(Stored items)
******************************

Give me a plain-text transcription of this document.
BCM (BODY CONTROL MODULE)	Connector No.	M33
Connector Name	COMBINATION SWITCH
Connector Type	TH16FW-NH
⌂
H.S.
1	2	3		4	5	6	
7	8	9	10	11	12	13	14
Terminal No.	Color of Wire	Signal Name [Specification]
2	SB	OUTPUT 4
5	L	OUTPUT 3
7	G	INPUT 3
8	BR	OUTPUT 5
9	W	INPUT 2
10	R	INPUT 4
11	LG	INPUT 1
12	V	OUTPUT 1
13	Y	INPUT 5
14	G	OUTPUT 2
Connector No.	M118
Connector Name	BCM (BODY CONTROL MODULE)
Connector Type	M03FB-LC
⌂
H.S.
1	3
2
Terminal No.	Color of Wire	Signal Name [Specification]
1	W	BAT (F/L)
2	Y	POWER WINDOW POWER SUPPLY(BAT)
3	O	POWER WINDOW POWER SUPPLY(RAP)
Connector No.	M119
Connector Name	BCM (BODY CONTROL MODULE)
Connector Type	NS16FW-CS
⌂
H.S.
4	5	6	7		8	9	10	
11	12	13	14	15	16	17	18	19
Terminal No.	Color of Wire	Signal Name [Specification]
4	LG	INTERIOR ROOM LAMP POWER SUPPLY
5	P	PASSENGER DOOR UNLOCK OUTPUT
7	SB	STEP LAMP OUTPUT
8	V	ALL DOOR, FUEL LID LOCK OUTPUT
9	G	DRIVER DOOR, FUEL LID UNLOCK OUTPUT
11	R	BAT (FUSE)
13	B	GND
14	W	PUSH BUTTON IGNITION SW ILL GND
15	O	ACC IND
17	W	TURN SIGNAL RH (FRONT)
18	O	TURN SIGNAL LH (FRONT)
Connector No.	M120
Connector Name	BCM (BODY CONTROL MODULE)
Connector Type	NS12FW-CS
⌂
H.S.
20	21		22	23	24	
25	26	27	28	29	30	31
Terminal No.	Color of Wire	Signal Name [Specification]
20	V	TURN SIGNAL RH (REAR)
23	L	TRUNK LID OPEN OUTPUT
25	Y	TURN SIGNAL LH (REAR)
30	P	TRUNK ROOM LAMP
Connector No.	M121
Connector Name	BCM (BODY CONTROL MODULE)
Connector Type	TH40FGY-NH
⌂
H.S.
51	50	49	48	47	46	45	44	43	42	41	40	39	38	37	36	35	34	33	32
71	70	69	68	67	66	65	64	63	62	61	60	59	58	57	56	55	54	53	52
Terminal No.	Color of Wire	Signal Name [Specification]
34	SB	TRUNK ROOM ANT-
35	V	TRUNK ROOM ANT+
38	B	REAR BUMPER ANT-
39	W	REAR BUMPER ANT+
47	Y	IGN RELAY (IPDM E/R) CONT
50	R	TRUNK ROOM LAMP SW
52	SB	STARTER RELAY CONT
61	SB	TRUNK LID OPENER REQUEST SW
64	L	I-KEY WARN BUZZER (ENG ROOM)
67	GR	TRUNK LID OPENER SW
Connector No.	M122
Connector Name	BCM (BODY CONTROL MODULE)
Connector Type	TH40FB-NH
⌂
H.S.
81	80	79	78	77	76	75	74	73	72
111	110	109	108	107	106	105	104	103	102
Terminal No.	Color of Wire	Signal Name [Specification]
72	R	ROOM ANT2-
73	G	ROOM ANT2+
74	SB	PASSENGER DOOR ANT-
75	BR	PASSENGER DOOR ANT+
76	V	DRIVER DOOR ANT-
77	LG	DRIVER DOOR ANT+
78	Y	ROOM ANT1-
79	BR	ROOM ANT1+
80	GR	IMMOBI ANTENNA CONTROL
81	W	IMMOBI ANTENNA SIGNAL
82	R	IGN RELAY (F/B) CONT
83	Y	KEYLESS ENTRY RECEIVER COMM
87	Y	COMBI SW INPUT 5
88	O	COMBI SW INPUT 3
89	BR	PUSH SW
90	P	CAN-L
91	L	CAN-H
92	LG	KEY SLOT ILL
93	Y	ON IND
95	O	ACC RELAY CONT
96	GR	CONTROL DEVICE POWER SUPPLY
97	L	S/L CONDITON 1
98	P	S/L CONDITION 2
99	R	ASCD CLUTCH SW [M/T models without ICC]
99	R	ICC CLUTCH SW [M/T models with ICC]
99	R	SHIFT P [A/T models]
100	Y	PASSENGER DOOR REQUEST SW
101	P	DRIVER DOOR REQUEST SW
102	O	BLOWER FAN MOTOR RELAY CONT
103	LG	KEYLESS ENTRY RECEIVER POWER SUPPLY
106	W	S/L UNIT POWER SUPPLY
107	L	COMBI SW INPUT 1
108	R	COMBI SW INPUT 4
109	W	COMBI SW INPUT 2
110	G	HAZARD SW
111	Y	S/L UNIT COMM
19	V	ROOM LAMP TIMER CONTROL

******************************

*WHAT TO PRODUCE*
Where a line above contains the string "BUMPER", copy that line.

*RIGHT ANSWER*
38	B	REAR BUMPER ANT-
39	W	REAR BUMPER ANT+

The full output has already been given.